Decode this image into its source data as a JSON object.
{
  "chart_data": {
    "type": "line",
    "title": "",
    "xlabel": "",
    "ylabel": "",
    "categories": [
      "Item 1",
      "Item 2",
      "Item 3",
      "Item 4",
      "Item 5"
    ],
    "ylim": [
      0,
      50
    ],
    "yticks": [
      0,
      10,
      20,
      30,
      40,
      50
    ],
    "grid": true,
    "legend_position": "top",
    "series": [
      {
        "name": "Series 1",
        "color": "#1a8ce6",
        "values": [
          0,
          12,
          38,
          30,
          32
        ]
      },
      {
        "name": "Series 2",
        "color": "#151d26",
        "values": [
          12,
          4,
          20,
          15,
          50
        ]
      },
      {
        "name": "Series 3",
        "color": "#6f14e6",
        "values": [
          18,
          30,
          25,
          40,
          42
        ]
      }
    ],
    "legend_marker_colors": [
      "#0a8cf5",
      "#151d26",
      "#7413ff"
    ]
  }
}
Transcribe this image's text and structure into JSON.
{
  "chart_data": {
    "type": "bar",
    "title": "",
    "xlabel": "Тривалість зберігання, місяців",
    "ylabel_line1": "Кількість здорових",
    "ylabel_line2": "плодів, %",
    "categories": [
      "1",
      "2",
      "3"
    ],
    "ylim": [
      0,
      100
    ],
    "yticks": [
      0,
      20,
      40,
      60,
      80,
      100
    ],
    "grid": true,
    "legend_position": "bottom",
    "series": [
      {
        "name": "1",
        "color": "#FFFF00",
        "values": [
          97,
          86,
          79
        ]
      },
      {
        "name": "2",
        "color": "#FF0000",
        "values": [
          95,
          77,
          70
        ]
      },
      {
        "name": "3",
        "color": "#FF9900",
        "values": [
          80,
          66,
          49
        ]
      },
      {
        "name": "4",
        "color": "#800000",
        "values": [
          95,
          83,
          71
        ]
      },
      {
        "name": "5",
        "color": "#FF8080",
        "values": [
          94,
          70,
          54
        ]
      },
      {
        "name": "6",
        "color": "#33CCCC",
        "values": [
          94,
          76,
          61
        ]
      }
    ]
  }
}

• [Work required]
Copy every single line of the material above that holds "name".

• [Complete response]
        "name": "Series 1",
        "name": "Series 2",
        "name": "Series 3",
        "name": "1",
        "name": "2",
        "name": "3",
        "name": "4",
        "name": "5",
        "name": "6",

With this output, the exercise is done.